What you have to do >>
Extract from the listing each line in which the word "podpisanie" appears.

[Recorded data]
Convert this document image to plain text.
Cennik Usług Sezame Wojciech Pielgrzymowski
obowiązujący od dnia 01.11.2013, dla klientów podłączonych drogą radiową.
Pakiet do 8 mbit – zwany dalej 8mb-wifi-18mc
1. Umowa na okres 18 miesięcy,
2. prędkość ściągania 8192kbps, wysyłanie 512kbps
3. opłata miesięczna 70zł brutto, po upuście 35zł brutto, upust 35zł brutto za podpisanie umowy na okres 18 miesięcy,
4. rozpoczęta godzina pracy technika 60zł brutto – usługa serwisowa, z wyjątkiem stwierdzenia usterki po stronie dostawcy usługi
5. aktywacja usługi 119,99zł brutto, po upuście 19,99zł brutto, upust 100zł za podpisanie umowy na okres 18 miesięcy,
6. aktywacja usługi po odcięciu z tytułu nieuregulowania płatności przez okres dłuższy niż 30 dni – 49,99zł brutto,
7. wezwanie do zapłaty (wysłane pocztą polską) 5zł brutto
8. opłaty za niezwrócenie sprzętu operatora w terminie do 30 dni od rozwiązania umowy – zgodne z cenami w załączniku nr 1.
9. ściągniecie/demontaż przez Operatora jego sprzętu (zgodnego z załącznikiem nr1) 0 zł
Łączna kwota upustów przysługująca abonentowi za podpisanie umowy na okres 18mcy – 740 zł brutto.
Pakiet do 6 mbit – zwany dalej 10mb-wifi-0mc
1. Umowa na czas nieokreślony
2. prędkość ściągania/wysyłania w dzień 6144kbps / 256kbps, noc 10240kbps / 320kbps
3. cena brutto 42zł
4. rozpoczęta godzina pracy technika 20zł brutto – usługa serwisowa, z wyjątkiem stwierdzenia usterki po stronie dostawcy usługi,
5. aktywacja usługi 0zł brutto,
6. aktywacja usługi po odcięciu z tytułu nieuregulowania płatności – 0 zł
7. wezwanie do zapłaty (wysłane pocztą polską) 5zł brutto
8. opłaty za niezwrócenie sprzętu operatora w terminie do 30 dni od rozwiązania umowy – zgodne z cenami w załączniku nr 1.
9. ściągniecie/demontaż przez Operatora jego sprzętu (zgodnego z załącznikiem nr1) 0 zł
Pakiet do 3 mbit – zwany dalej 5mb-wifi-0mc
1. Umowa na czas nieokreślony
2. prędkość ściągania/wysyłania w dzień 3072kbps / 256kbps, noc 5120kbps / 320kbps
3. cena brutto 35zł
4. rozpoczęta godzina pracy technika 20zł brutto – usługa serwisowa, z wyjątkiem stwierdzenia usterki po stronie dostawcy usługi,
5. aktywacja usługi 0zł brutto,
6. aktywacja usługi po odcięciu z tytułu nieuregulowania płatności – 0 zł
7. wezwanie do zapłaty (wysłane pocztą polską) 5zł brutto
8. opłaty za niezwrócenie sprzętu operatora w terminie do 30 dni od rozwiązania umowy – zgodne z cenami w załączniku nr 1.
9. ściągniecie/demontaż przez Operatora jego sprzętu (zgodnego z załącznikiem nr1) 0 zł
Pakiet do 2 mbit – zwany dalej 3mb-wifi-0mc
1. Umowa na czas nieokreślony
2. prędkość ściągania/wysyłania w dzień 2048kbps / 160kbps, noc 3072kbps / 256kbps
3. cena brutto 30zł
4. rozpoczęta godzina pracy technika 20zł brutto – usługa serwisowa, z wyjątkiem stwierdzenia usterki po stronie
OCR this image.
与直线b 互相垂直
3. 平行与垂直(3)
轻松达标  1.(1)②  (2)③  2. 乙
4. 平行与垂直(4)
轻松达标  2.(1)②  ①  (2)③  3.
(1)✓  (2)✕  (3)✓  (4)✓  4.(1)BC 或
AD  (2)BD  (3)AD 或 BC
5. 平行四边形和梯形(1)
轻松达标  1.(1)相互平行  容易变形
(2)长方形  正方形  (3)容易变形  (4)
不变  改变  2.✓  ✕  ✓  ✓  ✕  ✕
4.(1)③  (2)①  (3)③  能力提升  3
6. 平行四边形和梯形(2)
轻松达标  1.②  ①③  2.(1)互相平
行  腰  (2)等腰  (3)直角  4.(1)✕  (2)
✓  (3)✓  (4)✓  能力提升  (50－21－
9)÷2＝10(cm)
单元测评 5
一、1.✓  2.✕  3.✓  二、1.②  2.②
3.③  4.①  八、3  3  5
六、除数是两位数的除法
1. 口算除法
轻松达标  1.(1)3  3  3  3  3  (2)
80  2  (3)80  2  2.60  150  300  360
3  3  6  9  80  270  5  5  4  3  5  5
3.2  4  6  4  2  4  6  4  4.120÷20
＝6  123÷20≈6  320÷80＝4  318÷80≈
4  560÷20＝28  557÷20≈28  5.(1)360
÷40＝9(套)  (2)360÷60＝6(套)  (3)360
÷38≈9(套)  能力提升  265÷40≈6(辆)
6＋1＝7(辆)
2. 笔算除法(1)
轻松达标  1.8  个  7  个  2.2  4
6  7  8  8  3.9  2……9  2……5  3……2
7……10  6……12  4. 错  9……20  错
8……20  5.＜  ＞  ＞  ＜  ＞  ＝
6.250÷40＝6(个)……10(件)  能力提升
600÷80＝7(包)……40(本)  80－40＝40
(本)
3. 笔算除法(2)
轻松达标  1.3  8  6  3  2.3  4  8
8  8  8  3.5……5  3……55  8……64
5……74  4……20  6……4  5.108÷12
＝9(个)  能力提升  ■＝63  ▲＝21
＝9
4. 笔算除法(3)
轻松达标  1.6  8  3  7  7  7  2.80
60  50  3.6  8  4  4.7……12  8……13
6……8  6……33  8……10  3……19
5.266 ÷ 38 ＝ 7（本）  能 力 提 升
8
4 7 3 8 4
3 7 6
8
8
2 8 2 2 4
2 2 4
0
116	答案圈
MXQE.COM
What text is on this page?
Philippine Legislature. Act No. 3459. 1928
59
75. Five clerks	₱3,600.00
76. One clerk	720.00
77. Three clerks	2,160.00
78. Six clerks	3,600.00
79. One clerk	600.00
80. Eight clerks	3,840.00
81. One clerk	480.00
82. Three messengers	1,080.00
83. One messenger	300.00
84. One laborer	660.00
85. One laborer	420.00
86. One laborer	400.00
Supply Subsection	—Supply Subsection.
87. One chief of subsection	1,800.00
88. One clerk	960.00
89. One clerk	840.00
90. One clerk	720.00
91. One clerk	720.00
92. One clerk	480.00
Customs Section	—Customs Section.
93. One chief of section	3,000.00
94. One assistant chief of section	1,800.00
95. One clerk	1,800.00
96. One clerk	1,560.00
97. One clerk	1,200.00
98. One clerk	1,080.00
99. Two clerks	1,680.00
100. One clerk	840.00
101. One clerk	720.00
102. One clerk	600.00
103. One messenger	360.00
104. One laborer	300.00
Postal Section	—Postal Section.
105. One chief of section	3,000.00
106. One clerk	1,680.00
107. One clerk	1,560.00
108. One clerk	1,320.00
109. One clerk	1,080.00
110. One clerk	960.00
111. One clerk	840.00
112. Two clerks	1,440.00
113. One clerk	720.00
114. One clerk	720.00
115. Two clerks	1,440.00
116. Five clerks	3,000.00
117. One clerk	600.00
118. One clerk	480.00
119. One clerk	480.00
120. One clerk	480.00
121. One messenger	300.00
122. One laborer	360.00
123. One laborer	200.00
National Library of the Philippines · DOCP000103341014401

Task response >>
3. opłata miesięczna 70zł brutto, po upuście 35zł brutto, upust 35zł brutto za podpisanie umowy na okres 18 miesięcy,
5. aktywacja usługi 119,99zł brutto, po upuście 19,99zł brutto, upust 100zł za podpisanie umowy na okres 18 miesięcy,
Łączna kwota upustów przysługująca abonentowi za podpisanie umowy na okres 18mcy – 740 zł brutto.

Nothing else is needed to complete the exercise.